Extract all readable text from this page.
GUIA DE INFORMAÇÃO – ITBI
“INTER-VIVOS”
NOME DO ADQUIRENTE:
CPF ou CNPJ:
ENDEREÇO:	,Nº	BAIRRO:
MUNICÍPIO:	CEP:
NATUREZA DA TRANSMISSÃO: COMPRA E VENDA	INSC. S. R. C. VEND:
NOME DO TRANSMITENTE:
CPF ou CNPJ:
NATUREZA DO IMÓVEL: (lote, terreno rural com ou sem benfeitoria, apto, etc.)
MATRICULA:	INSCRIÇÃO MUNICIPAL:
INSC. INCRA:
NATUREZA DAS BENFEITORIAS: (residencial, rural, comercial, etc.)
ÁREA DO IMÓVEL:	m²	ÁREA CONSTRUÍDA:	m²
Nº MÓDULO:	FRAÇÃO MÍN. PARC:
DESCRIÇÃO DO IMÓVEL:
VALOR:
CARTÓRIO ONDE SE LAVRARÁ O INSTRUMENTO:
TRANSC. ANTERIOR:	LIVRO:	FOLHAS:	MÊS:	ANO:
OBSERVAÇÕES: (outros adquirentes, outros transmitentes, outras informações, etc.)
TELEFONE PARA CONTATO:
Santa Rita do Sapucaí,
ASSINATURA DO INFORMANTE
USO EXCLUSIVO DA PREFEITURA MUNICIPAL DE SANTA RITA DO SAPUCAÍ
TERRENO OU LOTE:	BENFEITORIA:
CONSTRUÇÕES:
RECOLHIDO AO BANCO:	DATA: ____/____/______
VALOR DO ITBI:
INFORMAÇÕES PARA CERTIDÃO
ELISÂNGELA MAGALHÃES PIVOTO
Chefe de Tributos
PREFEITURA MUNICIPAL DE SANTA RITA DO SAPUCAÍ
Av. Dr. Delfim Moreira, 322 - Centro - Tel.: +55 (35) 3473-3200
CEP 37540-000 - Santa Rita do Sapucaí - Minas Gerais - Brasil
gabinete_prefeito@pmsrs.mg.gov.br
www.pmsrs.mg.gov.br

◆ ◆ ◆

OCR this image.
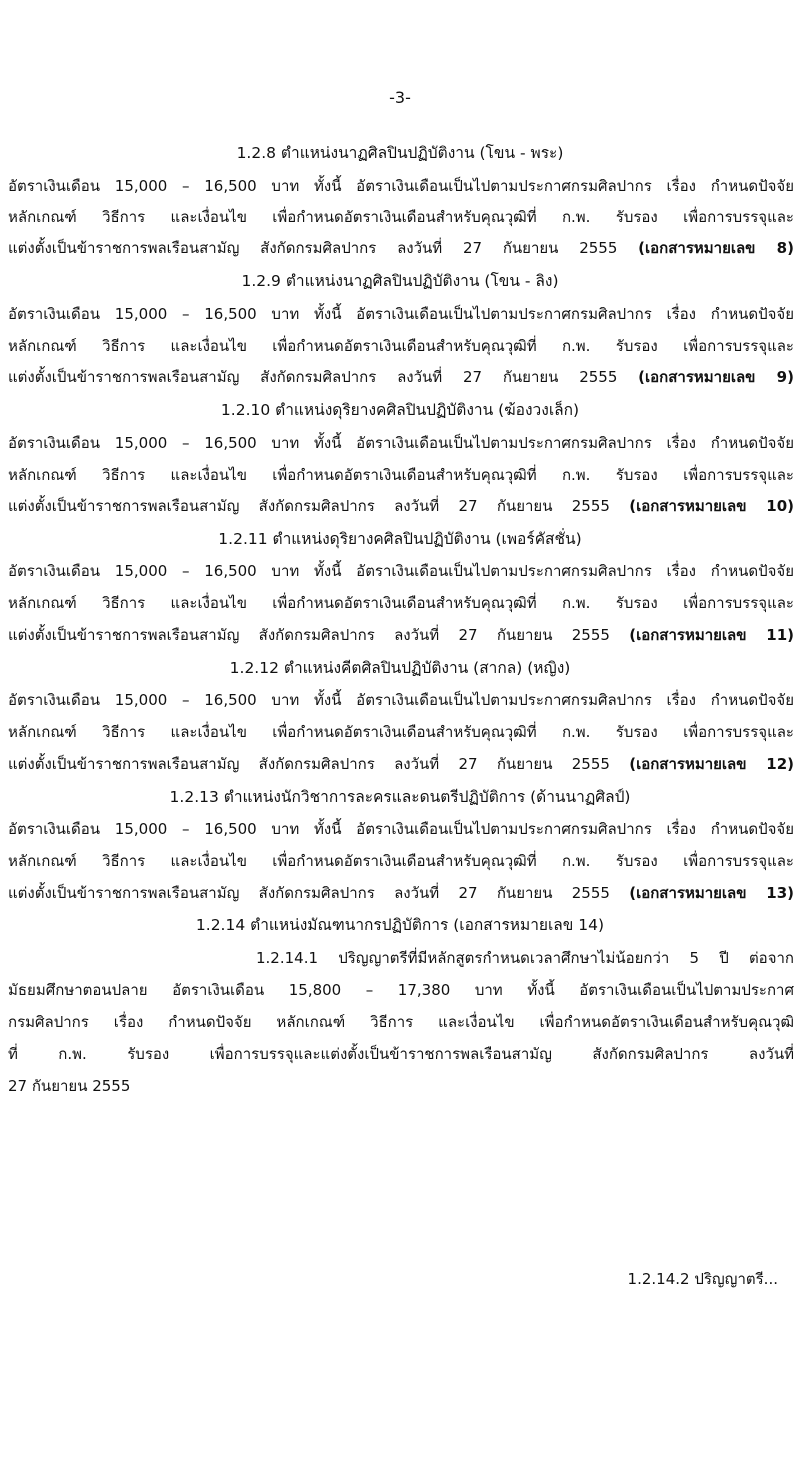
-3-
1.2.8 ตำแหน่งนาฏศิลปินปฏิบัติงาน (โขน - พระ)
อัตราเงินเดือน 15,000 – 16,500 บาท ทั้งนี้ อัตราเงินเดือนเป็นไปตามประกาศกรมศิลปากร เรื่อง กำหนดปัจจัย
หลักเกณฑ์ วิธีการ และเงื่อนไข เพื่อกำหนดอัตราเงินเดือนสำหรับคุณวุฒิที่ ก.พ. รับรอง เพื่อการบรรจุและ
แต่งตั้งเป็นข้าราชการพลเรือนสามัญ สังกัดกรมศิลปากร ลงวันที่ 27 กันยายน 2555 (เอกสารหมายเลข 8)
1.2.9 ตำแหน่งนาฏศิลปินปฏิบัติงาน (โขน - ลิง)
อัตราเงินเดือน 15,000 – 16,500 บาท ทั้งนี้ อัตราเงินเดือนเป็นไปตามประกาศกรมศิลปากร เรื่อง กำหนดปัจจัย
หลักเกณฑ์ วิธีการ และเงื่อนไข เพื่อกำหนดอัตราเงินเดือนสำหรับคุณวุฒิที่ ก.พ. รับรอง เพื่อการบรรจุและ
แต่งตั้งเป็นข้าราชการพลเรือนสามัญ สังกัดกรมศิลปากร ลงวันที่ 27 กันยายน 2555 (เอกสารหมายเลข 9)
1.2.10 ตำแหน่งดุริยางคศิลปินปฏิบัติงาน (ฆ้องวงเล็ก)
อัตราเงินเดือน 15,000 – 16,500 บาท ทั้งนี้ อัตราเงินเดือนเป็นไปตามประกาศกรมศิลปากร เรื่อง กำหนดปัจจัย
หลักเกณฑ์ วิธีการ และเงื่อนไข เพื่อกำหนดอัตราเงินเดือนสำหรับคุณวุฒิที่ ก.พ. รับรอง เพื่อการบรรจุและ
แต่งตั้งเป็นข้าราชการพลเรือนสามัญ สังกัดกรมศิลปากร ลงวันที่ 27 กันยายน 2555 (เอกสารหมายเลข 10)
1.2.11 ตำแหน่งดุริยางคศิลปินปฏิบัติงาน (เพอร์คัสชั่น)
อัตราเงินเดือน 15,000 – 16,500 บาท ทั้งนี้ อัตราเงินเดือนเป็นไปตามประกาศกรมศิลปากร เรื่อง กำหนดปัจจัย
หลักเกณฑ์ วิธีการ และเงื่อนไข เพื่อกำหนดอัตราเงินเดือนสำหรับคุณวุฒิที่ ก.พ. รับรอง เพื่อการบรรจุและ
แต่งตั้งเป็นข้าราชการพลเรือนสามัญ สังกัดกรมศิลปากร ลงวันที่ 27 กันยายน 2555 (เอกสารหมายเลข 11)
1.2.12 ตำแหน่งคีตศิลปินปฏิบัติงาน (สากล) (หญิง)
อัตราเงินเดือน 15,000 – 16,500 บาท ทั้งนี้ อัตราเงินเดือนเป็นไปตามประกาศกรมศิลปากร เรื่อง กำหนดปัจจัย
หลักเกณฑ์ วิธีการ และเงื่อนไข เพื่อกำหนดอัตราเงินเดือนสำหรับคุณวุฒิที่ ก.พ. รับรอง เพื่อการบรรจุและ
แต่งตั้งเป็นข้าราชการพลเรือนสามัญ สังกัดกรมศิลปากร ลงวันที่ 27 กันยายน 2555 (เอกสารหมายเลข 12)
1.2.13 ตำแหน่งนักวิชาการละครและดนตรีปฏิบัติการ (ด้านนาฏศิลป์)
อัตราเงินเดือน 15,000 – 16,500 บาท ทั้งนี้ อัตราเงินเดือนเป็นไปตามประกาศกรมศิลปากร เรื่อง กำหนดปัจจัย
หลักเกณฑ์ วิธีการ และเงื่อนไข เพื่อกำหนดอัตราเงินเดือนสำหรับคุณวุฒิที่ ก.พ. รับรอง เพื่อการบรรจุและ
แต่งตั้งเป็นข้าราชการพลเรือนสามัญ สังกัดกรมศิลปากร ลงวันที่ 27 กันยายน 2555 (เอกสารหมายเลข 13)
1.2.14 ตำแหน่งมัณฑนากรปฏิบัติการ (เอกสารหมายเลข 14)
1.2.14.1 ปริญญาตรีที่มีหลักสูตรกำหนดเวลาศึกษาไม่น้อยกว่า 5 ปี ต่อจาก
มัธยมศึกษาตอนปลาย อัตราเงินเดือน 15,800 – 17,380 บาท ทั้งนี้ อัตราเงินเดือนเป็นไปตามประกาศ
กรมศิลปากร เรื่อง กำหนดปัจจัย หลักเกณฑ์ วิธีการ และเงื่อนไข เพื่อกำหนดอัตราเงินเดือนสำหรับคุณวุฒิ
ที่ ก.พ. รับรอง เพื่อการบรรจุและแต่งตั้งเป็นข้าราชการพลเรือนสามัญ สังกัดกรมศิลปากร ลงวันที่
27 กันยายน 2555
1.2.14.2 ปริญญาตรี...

◆ ◆ ◆

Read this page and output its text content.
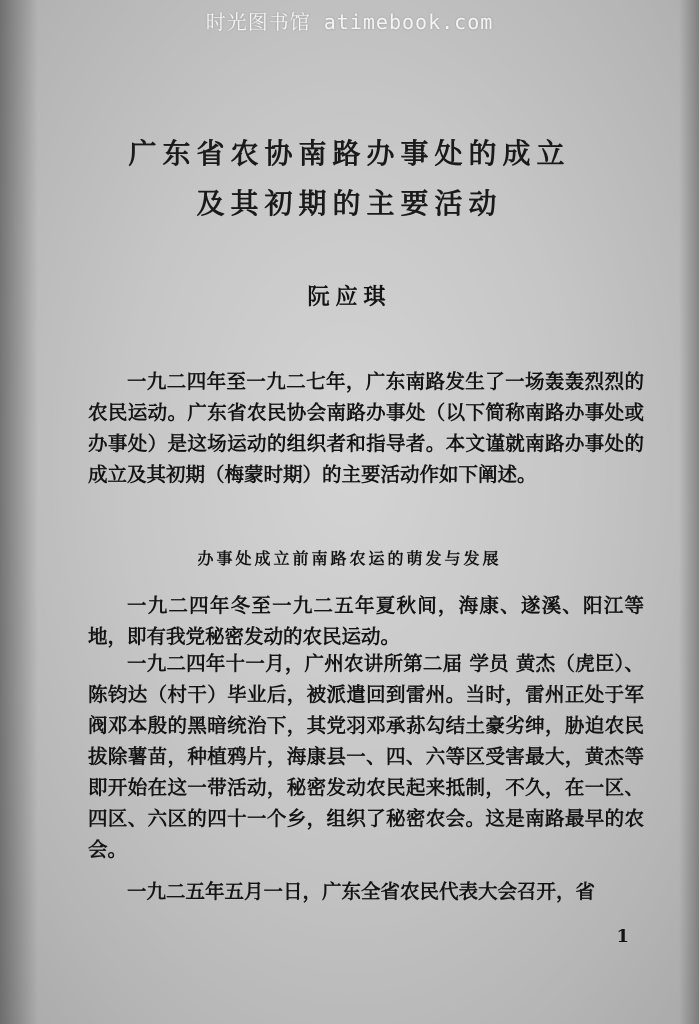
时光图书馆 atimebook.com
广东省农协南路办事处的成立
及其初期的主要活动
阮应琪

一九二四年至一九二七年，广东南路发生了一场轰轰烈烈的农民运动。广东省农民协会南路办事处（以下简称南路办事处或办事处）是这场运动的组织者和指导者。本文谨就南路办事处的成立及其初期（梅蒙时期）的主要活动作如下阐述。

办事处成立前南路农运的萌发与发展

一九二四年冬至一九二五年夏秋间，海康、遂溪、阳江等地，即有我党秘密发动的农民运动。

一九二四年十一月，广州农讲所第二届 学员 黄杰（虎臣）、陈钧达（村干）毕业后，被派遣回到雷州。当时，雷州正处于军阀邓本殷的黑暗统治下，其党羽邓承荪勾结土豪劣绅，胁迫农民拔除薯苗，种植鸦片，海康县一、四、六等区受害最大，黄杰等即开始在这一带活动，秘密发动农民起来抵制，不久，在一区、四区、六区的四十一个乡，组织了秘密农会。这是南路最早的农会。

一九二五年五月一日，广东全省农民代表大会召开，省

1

◆ ◆ ◆

Search the data above for lines holding "ยางคศ" and copy each of them.

**Result for this task**.
1.2.10 ตำแหน่งดุริยางคศิลปินปฏิบัติงาน (ฆ้องวงเล็ก)
1.2.11 ตำแหน่งดุริยางคศิลปินปฏิบัติงาน (เพอร์คัสชั่น)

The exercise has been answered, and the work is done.